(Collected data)
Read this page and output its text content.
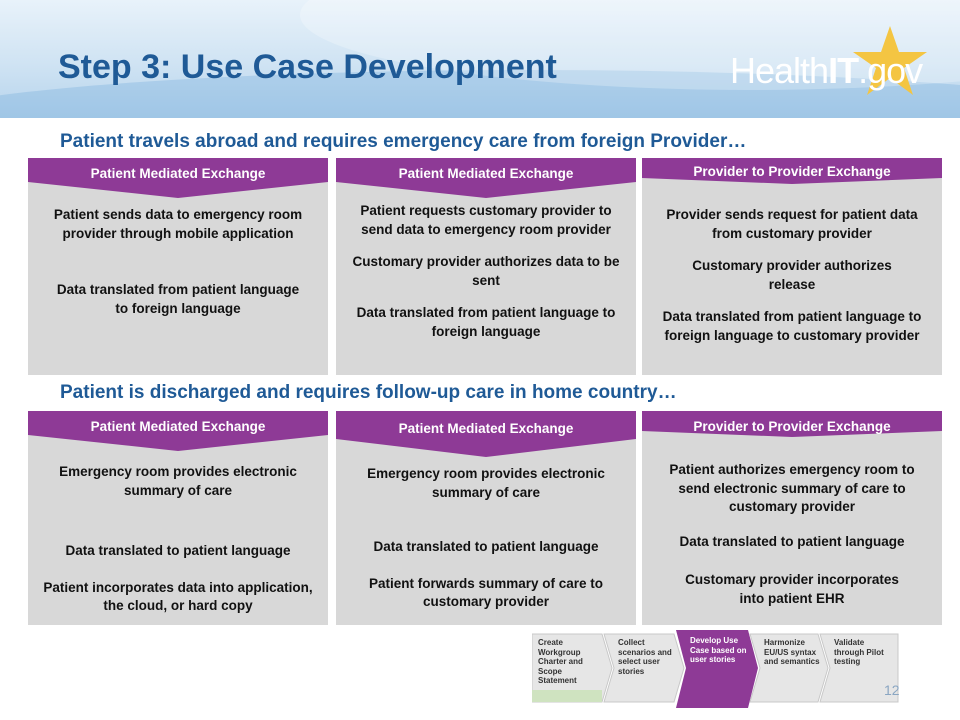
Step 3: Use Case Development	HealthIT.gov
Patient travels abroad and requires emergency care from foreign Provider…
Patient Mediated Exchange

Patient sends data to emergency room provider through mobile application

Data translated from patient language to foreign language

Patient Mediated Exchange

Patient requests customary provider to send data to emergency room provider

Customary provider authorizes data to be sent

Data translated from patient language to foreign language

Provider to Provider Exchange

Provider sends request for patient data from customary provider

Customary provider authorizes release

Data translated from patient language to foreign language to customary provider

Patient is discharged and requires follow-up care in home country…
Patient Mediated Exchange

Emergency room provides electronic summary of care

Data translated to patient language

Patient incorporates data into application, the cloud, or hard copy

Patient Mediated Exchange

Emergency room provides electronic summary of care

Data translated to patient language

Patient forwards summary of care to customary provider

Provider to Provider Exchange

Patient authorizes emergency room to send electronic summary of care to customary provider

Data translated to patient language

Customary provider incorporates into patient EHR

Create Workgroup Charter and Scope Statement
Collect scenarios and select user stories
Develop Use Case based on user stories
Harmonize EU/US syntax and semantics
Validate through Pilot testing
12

==

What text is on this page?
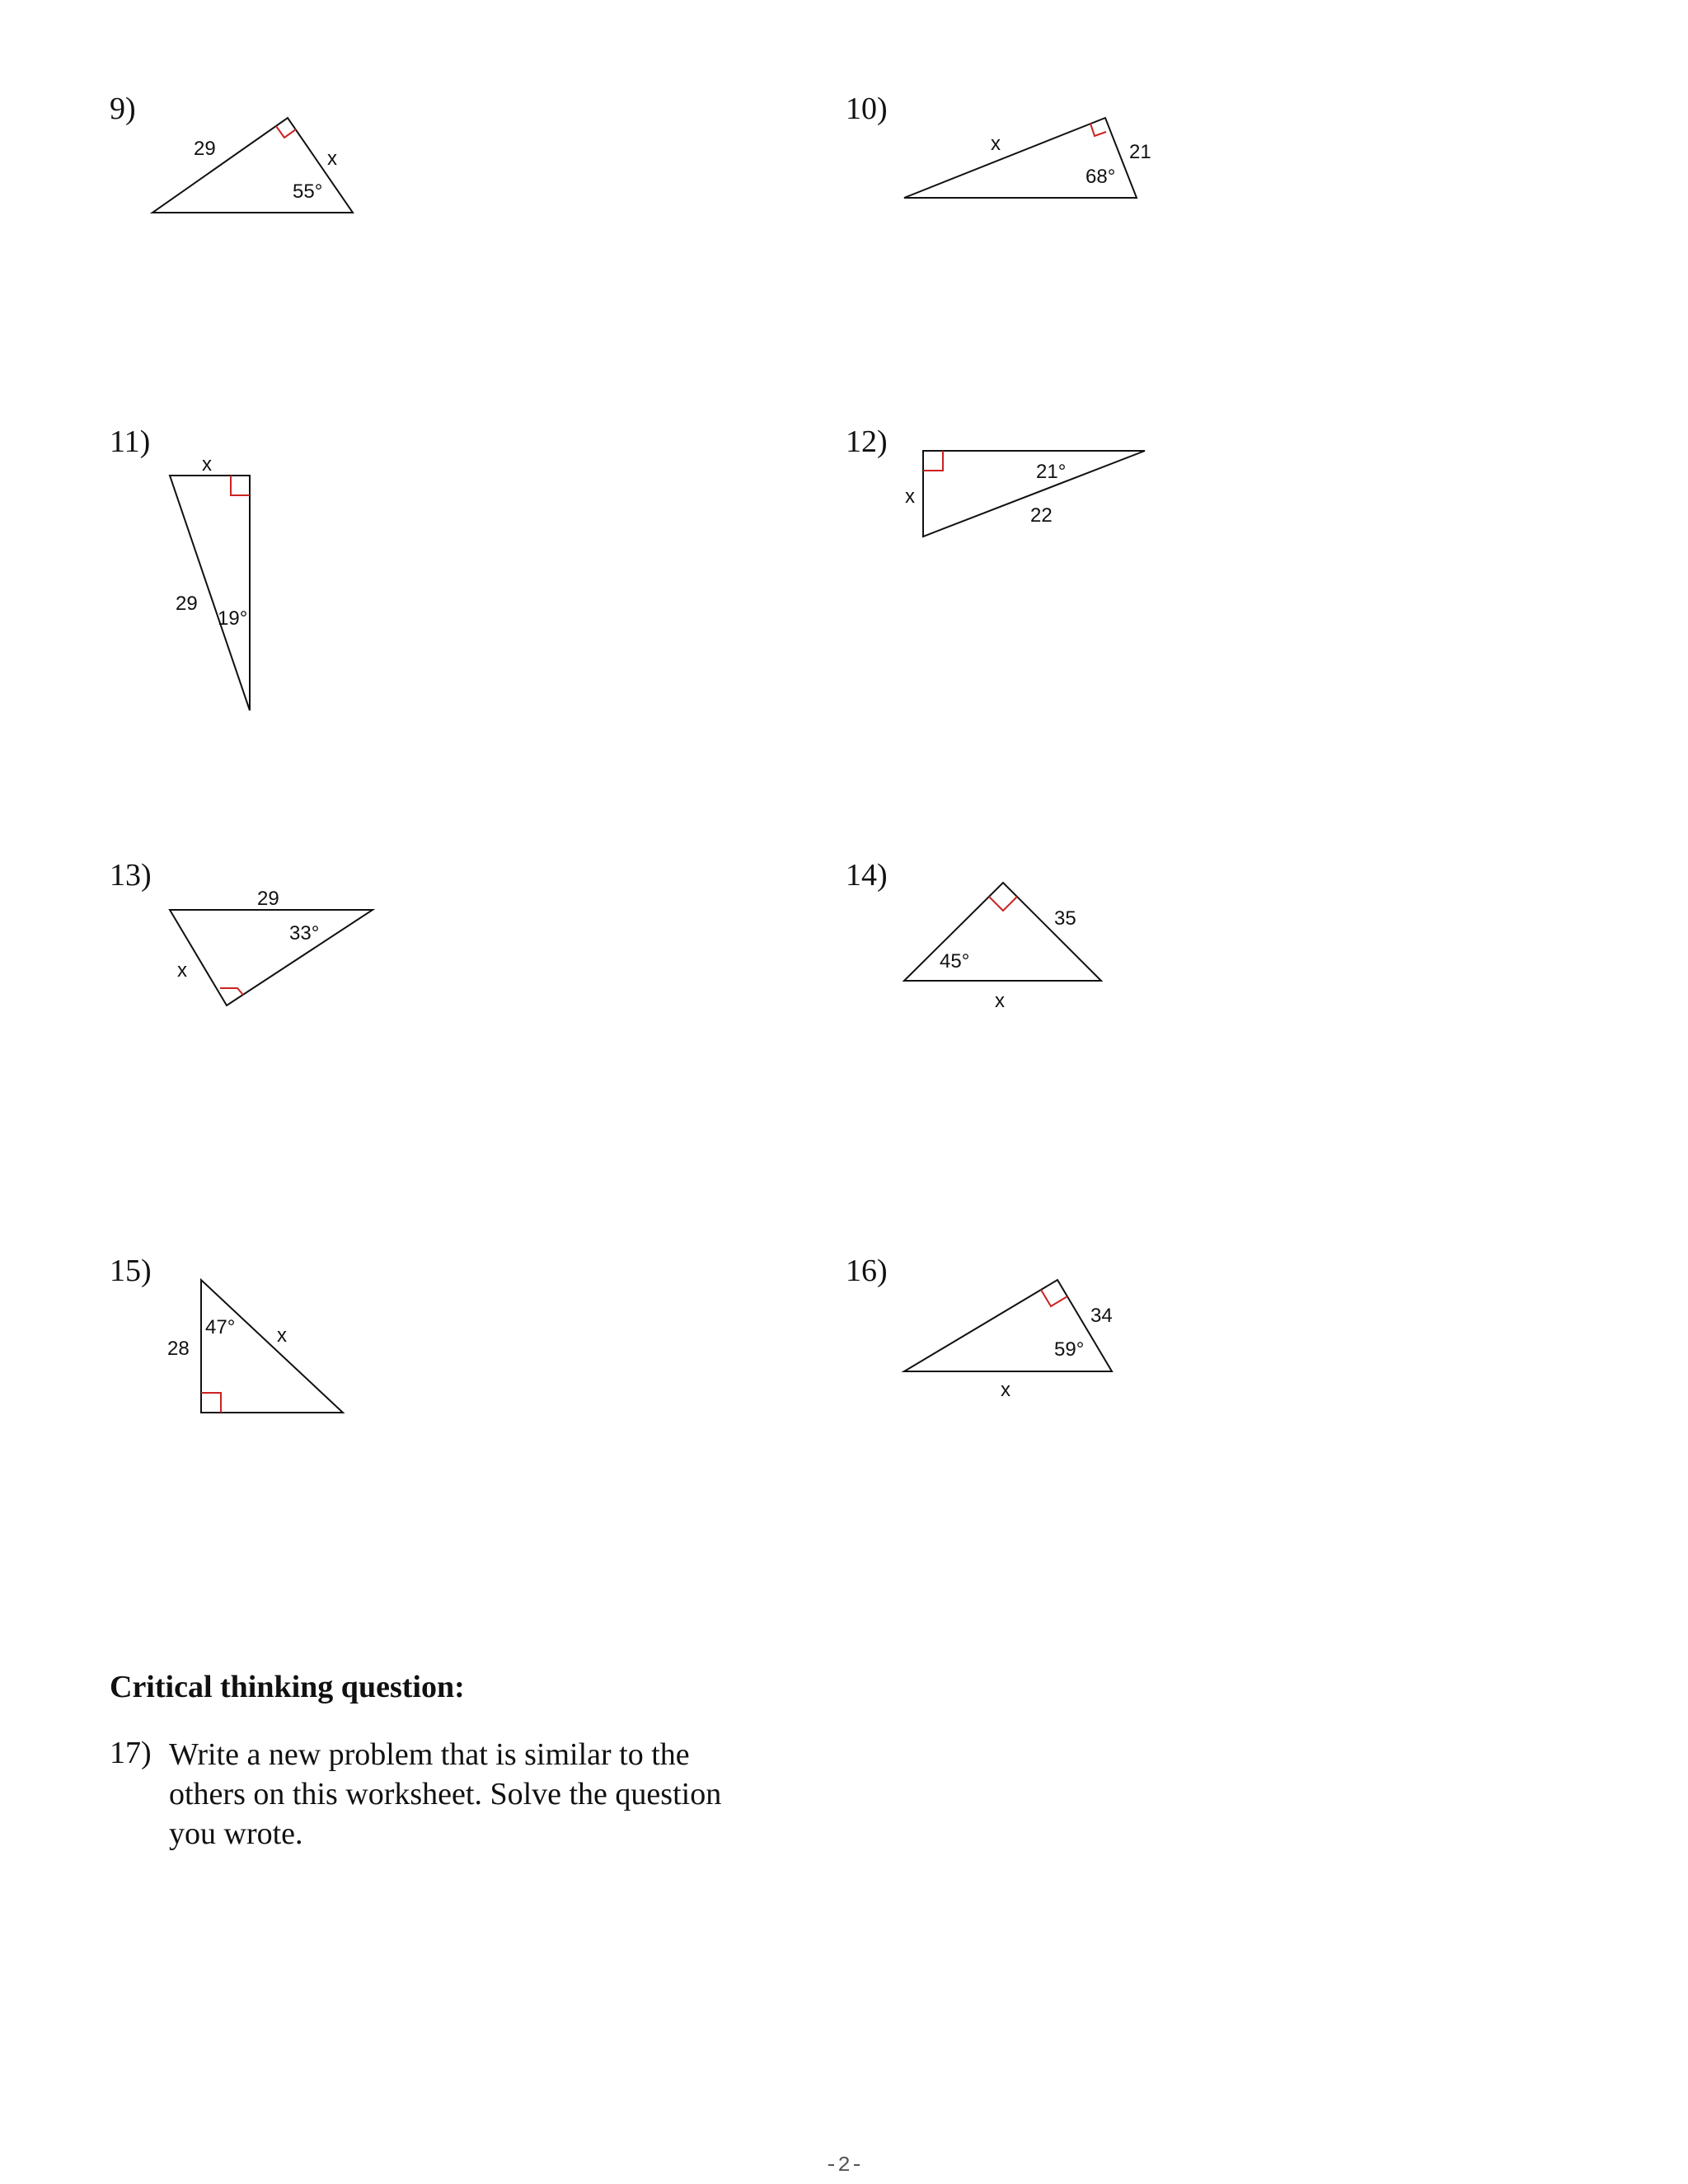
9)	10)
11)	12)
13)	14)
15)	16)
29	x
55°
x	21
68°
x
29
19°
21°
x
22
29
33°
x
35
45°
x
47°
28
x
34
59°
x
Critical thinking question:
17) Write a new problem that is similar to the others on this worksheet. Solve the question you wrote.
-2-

== What to produce ==
State how many lines of the records above contain the word "stories", giving only that number.

== Answer to this exercise ==
2